EXERCISE AIM => Transcribe all the entries word for word, skipping the pictures.

SUPPLIED MATERIAL =>
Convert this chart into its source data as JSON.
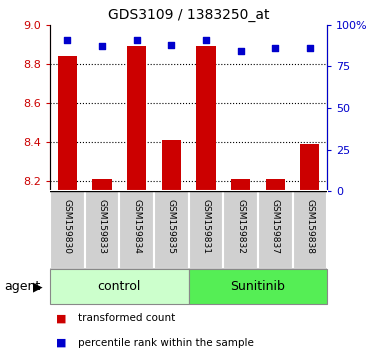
{
  "title": "GDS3109 / 1383250_at",
  "samples": [
    "GSM159830",
    "GSM159833",
    "GSM159834",
    "GSM159835",
    "GSM159831",
    "GSM159832",
    "GSM159837",
    "GSM159838"
  ],
  "groups": [
    "control",
    "control",
    "control",
    "control",
    "Sunitinib",
    "Sunitinib",
    "Sunitinib",
    "Sunitinib"
  ],
  "transformed_count": [
    8.84,
    8.21,
    8.89,
    8.41,
    8.89,
    8.21,
    8.21,
    8.39
  ],
  "percentile_rank": [
    91,
    87,
    91,
    88,
    91,
    84,
    86,
    86
  ],
  "ylim_left": [
    8.15,
    9.0
  ],
  "ylim_right": [
    0,
    100
  ],
  "yticks_left": [
    8.2,
    8.4,
    8.6,
    8.8,
    9.0
  ],
  "yticks_right": [
    0,
    25,
    50,
    75,
    100
  ],
  "bar_color": "#cc0000",
  "dot_color": "#0000cc",
  "bar_baseline": 8.15,
  "control_color": "#ccffcc",
  "sunitinib_color": "#55ee55",
  "agent_label": "agent",
  "legend_bar_label": "transformed count",
  "legend_dot_label": "percentile rank within the sample",
  "left_axis_color": "#cc0000",
  "right_axis_color": "#0000cc",
  "grid_color": "black"
}
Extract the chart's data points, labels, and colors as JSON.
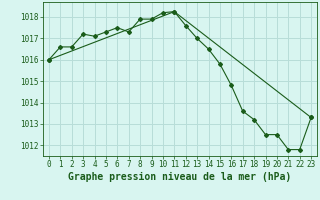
{
  "title": "Graphe pression niveau de la mer (hPa)",
  "background_color": "#d8f5f0",
  "grid_color": "#b8ddd8",
  "line_color": "#1a5c1a",
  "marker_color": "#1a5c1a",
  "xlim": [
    -0.5,
    23.5
  ],
  "ylim": [
    1011.5,
    1018.7
  ],
  "yticks": [
    1012,
    1013,
    1014,
    1015,
    1016,
    1017,
    1018
  ],
  "xticks": [
    0,
    1,
    2,
    3,
    4,
    5,
    6,
    7,
    8,
    9,
    10,
    11,
    12,
    13,
    14,
    15,
    16,
    17,
    18,
    19,
    20,
    21,
    22,
    23
  ],
  "series1_x": [
    0,
    1,
    2,
    3,
    4,
    5,
    6,
    7,
    8,
    9,
    10,
    11,
    12,
    13,
    14,
    15,
    16,
    17,
    18,
    19,
    20,
    21,
    22,
    23
  ],
  "series1_y": [
    1016.0,
    1016.6,
    1016.6,
    1017.2,
    1017.1,
    1017.3,
    1017.5,
    1017.3,
    1017.9,
    1017.9,
    1018.2,
    1018.25,
    1017.6,
    1017.0,
    1016.5,
    1015.8,
    1014.8,
    1013.6,
    1013.2,
    1012.5,
    1012.5,
    1011.8,
    1011.8,
    1013.3
  ],
  "series2_x": [
    0,
    11,
    23
  ],
  "series2_y": [
    1016.0,
    1018.25,
    1013.3
  ],
  "tick_fontsize": 5.5,
  "label_fontsize": 7.0
}
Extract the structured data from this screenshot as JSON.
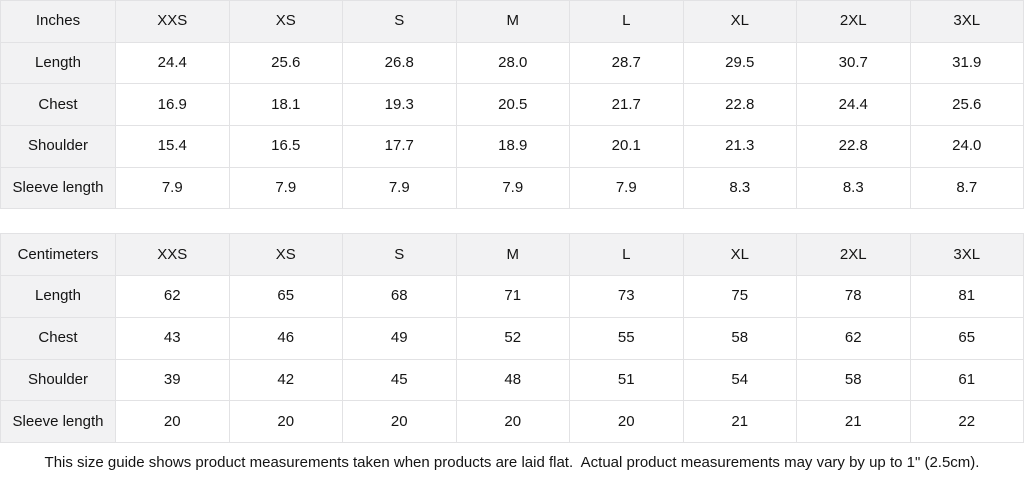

FINISHED ANSWER =>
Convert this chart into its source data as JSON.
{
  "title": "GDS3109 / 1383250_at",
  "samples": [
    "GSM159830",
    "GSM159833",
    "GSM159834",
    "GSM159835",
    "GSM159831",
    "GSM159832",
    "GSM159837",
    "GSM159838"
  ],
  "groups": [
    "control",
    "control",
    "control",
    "control",
    "Sunitinib",
    "Sunitinib",
    "Sunitinib",
    "Sunitinib"
  ],
  "transformed_count": [
    8.84,
    8.21,
    8.89,
    8.41,
    8.89,
    8.21,
    8.21,
    8.39
  ],
  "percentile_rank": [
    91,
    87,
    91,
    88,
    91,
    84,
    86,
    86
  ],
  "ylim_left": [
    8.15,
    9.0
  ],
  "ylim_right": [
    0,
    100
  ],
  "yticks_left": [
    8.2,
    8.4,
    8.6,
    8.8,
    9.0
  ],
  "yticks_right": [
    0,
    25,
    50,
    75,
    100
  ],
  "bar_color": "#cc0000",
  "dot_color": "#0000cc",
  "bar_baseline": 8.15,
  "control_color": "#ccffcc",
  "sunitinib_color": "#55ee55",
  "agent_label": "agent",
  "legend_bar_label": "transformed count",
  "legend_dot_label": "percentile rank within the sample",
  "left_axis_color": "#cc0000",
  "right_axis_color": "#0000cc",
  "grid_color": "black"
}
Extract the chart's data points, labels, and colors as JSON.
{
  "title": "Graphe pression niveau de la mer (hPa)",
  "background_color": "#d8f5f0",
  "grid_color": "#b8ddd8",
  "line_color": "#1a5c1a",
  "marker_color": "#1a5c1a",
  "xlim": [
    -0.5,
    23.5
  ],
  "ylim": [
    1011.5,
    1018.7
  ],
  "yticks": [
    1012,
    1013,
    1014,
    1015,
    1016,
    1017,
    1018
  ],
  "xticks": [
    0,
    1,
    2,
    3,
    4,
    5,
    6,
    7,
    8,
    9,
    10,
    11,
    12,
    13,
    14,
    15,
    16,
    17,
    18,
    19,
    20,
    21,
    22,
    23
  ],
  "series1_x": [
    0,
    1,
    2,
    3,
    4,
    5,
    6,
    7,
    8,
    9,
    10,
    11,
    12,
    13,
    14,
    15,
    16,
    17,
    18,
    19,
    20,
    21,
    22,
    23
  ],
  "series1_y": [
    1016.0,
    1016.6,
    1016.6,
    1017.2,
    1017.1,
    1017.3,
    1017.5,
    1017.3,
    1017.9,
    1017.9,
    1018.2,
    1018.25,
    1017.6,
    1017.0,
    1016.5,
    1015.8,
    1014.8,
    1013.6,
    1013.2,
    1012.5,
    1012.5,
    1011.8,
    1011.8,
    1013.3
  ],
  "series2_x": [
    0,
    11,
    23
  ],
  "series2_y": [
    1016.0,
    1018.25,
    1013.3
  ],
  "tick_fontsize": 5.5,
  "label_fontsize": 7.0
}
Extract the structured data from this screenshot as JSON.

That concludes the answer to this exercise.